= GOAL OF THE EXERCISE =
Find the string "Assessment" in the data, then copy every line where it is found.

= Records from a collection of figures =
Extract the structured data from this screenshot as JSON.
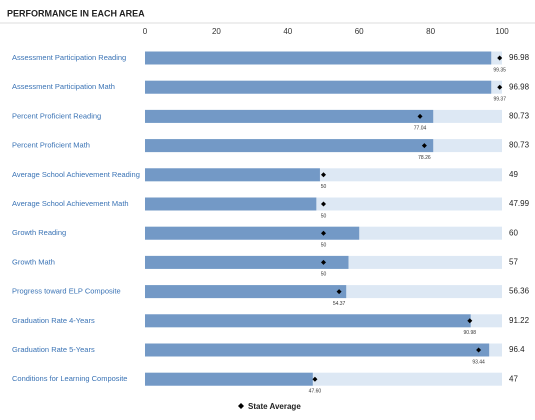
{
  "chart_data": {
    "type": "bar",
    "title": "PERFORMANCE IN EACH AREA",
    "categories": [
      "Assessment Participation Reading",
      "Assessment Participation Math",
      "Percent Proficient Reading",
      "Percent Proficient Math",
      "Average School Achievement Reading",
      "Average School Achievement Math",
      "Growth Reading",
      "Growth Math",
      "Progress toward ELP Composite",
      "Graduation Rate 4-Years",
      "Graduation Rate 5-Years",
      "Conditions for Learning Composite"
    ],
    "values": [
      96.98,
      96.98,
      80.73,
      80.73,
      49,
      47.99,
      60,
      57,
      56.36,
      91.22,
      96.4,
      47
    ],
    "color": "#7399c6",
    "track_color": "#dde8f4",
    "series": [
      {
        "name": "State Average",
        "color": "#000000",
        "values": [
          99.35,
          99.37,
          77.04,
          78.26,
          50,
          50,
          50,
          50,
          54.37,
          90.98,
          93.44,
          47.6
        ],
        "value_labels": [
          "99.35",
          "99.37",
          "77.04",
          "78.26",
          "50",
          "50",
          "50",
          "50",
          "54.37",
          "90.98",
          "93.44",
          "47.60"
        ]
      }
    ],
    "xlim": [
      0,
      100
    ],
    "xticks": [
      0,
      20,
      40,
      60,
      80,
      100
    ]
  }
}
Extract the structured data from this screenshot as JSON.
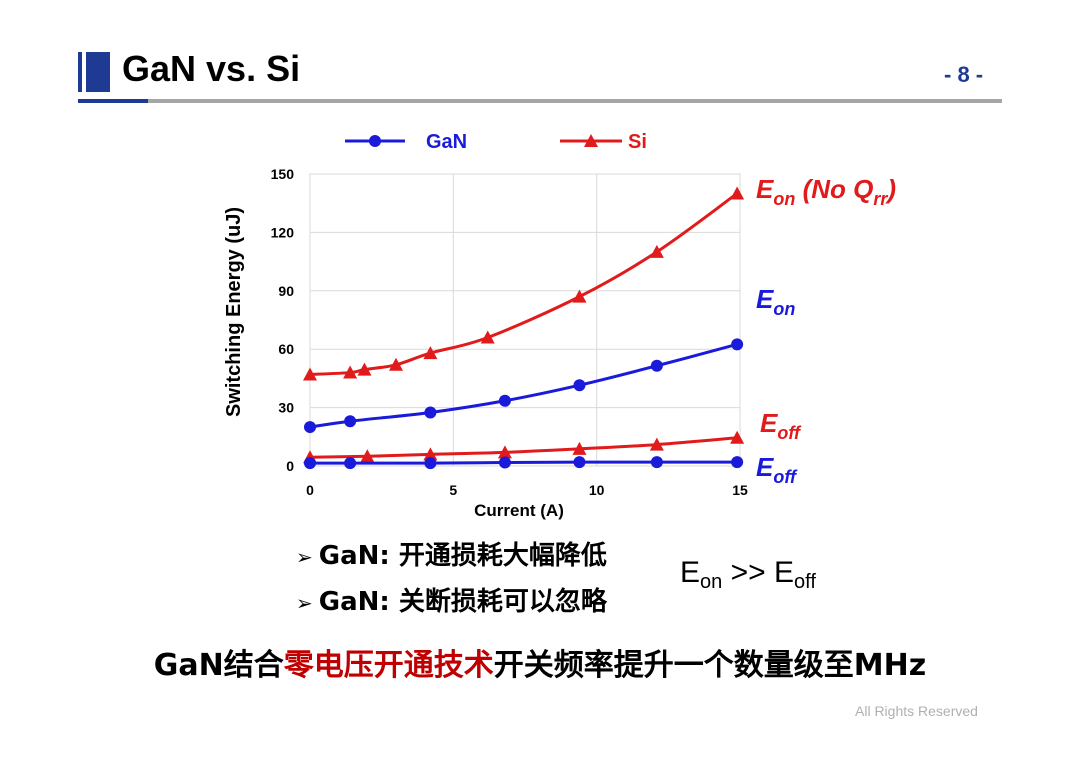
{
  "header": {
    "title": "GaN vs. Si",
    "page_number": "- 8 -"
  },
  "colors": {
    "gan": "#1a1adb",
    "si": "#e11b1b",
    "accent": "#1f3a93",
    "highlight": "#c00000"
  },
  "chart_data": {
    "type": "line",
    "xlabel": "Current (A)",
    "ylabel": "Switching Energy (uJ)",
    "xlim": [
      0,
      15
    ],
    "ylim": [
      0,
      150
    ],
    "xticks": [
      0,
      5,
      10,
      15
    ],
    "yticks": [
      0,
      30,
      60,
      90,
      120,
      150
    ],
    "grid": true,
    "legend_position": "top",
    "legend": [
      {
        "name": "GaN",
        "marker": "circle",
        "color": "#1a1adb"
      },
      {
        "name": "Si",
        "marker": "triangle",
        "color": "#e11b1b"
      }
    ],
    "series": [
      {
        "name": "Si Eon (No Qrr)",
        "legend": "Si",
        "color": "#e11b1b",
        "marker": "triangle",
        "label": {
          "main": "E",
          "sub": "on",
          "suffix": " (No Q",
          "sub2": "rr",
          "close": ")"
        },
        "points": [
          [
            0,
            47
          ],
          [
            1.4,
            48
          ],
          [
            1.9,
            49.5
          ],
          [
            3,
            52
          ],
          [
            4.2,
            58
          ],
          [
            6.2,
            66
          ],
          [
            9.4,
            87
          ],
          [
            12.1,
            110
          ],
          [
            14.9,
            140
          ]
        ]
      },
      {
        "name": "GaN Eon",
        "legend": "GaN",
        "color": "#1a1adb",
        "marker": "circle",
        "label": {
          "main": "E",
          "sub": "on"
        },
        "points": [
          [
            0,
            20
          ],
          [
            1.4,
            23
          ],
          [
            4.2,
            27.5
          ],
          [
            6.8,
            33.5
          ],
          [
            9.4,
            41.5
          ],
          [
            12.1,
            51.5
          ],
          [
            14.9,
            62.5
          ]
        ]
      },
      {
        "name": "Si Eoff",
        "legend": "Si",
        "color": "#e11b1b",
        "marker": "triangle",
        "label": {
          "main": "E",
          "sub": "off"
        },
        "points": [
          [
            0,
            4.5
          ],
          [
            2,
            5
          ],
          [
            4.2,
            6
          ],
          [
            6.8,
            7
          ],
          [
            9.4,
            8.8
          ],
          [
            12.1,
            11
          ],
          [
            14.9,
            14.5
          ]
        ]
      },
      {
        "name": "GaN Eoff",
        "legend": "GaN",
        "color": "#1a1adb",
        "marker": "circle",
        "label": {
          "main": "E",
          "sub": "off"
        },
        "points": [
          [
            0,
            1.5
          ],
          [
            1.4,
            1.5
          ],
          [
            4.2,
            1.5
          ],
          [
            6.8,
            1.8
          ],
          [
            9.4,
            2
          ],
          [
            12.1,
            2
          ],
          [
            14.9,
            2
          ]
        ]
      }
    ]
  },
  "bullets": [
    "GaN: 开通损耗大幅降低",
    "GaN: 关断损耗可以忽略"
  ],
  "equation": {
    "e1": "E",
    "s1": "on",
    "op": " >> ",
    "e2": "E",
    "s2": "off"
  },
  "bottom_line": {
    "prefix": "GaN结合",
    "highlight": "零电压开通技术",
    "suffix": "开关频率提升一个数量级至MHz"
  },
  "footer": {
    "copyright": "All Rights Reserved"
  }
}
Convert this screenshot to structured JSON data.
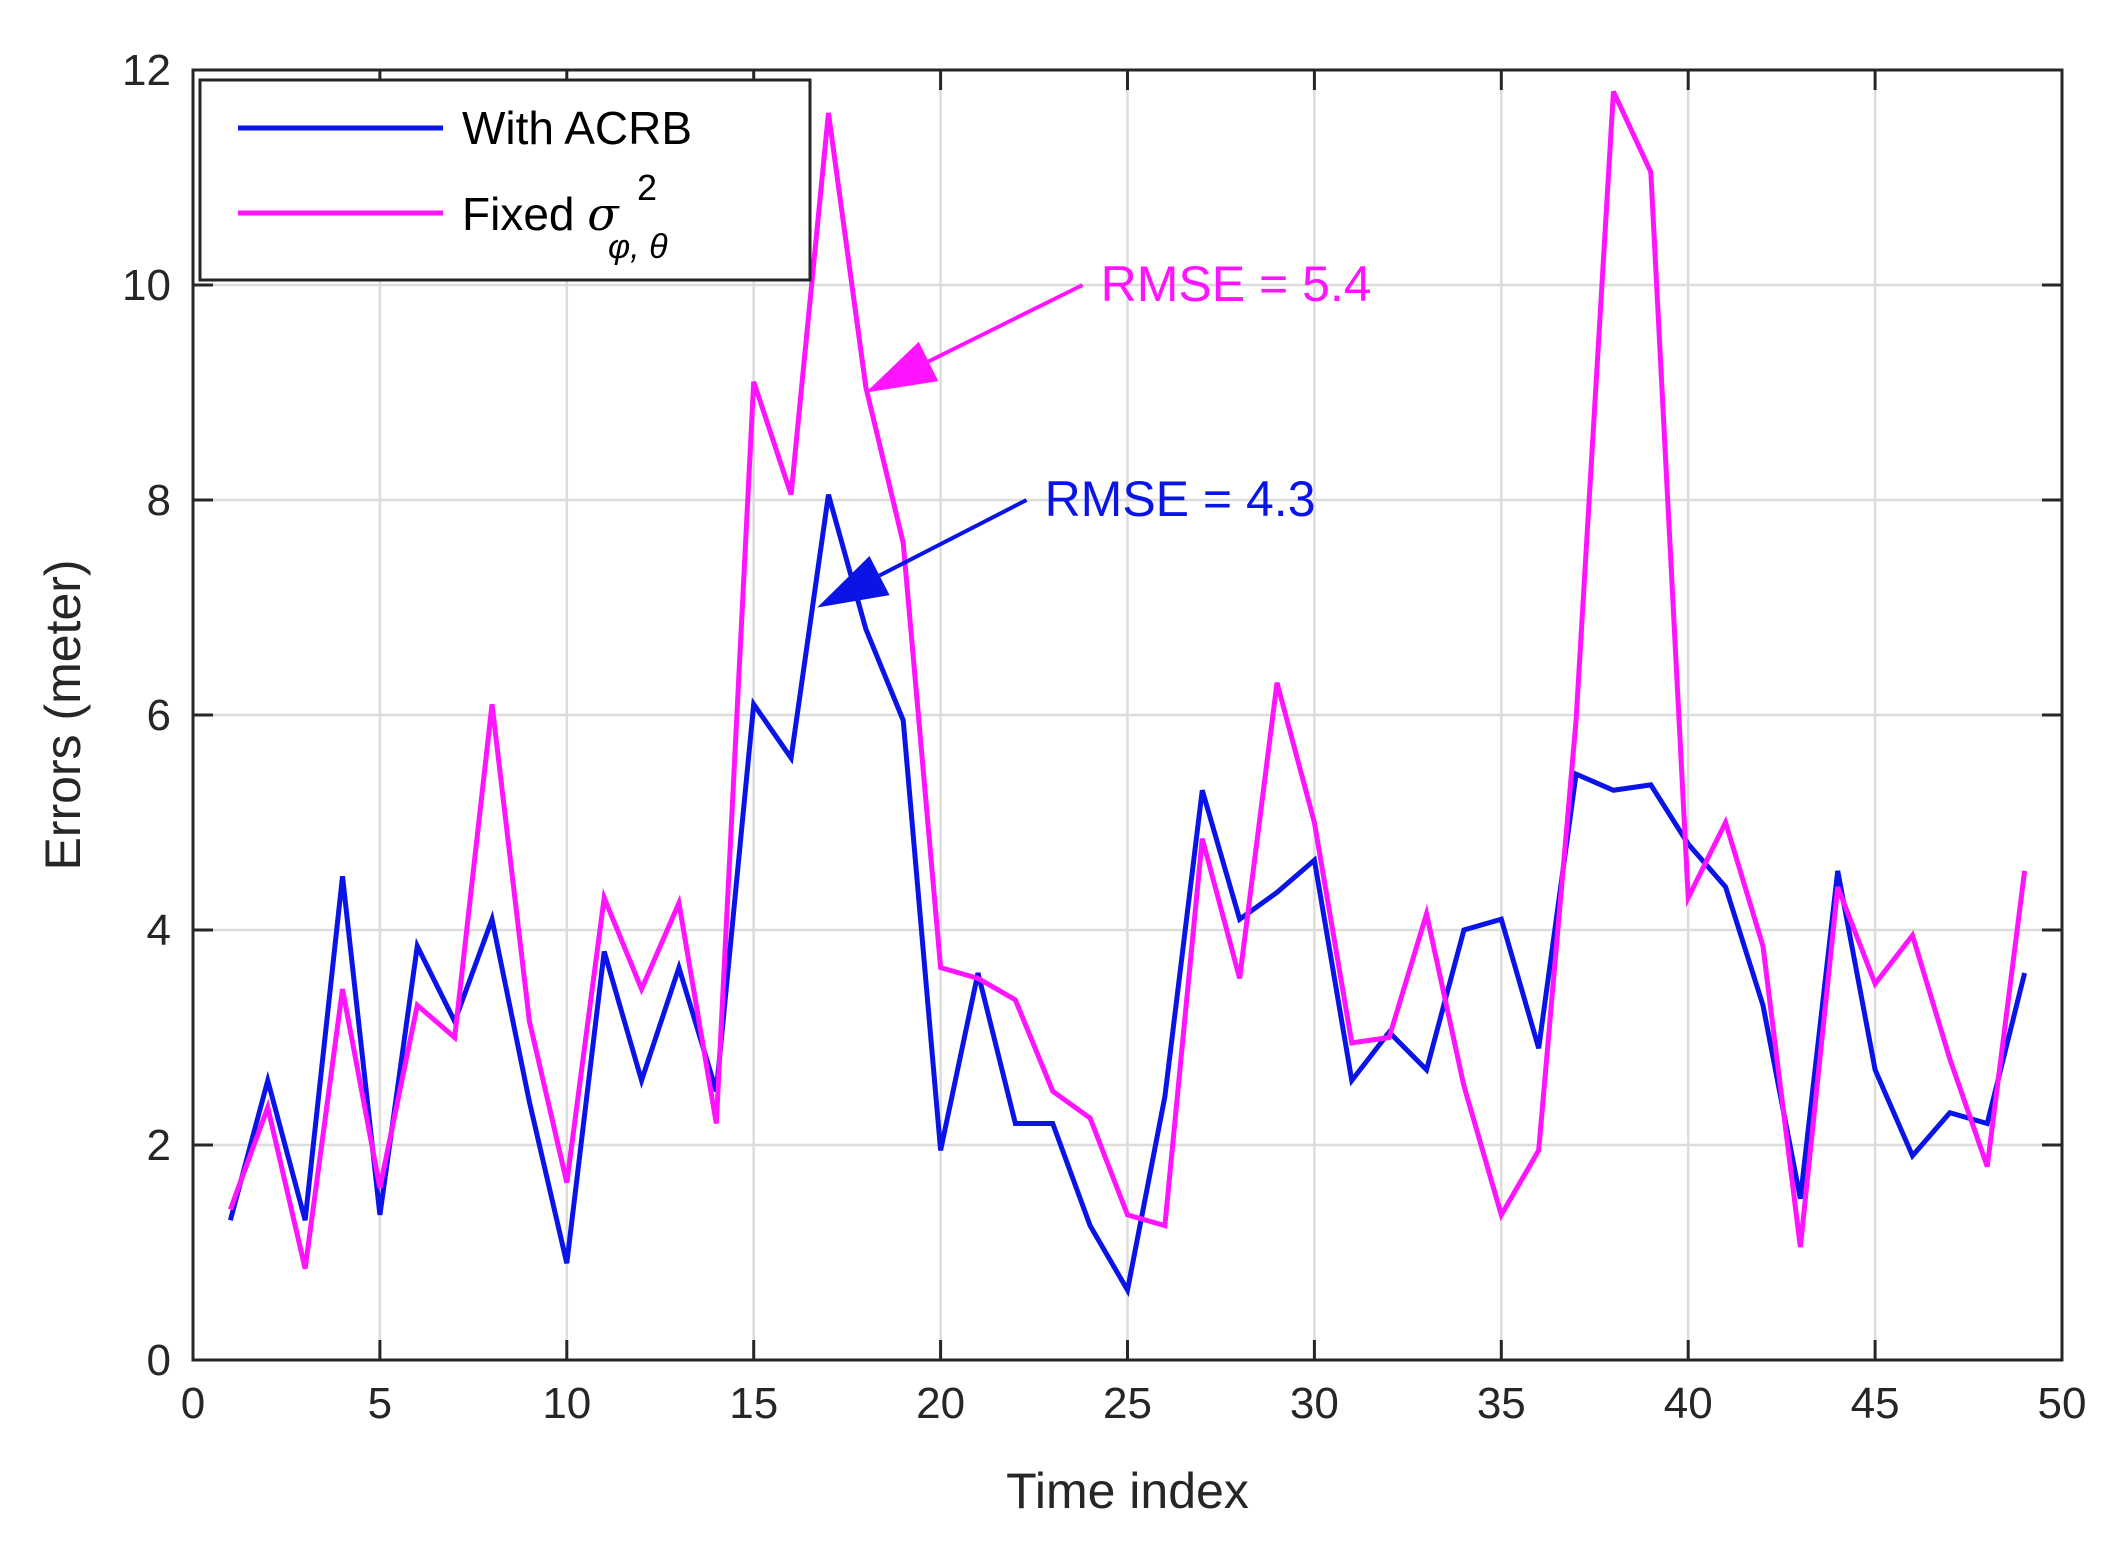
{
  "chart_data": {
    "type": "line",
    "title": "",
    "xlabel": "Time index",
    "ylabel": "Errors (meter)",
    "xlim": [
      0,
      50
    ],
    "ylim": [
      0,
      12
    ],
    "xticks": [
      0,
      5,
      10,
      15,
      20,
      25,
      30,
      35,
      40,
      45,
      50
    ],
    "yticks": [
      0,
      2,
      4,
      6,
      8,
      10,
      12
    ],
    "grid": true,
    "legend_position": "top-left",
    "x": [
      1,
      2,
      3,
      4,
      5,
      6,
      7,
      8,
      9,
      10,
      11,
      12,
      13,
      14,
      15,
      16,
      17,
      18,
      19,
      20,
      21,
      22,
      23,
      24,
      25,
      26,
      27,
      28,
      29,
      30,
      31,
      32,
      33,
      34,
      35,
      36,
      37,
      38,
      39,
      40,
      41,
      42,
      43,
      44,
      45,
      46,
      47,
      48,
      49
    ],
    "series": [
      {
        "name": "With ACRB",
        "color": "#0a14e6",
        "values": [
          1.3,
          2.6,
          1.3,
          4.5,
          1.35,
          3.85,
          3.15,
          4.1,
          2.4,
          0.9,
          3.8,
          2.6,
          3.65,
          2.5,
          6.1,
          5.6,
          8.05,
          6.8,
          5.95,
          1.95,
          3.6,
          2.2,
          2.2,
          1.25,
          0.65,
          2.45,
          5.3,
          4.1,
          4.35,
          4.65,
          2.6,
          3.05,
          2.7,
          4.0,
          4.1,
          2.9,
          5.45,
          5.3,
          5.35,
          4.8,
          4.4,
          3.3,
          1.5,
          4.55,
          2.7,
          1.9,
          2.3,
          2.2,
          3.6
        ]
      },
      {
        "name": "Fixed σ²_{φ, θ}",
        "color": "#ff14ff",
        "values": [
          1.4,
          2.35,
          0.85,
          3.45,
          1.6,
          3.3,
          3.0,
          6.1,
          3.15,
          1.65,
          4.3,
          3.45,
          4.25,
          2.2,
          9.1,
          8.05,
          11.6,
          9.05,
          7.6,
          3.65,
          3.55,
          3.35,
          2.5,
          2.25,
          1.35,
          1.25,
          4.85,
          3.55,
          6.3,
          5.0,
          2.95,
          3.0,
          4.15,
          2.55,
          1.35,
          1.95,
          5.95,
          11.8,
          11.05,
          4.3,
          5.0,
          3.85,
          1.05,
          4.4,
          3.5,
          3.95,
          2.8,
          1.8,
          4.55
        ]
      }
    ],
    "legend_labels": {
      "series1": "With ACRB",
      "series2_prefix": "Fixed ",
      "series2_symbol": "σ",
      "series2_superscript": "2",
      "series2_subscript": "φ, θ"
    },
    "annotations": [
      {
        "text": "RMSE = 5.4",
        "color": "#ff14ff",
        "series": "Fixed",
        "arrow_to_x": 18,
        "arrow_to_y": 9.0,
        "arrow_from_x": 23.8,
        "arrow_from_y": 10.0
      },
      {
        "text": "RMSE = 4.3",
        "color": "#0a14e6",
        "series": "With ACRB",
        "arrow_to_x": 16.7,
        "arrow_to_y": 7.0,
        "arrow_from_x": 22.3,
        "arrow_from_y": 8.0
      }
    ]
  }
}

= ANSWER TO THIS TASK =
      "Assessment Participation Reading",
      "Assessment Participation Math",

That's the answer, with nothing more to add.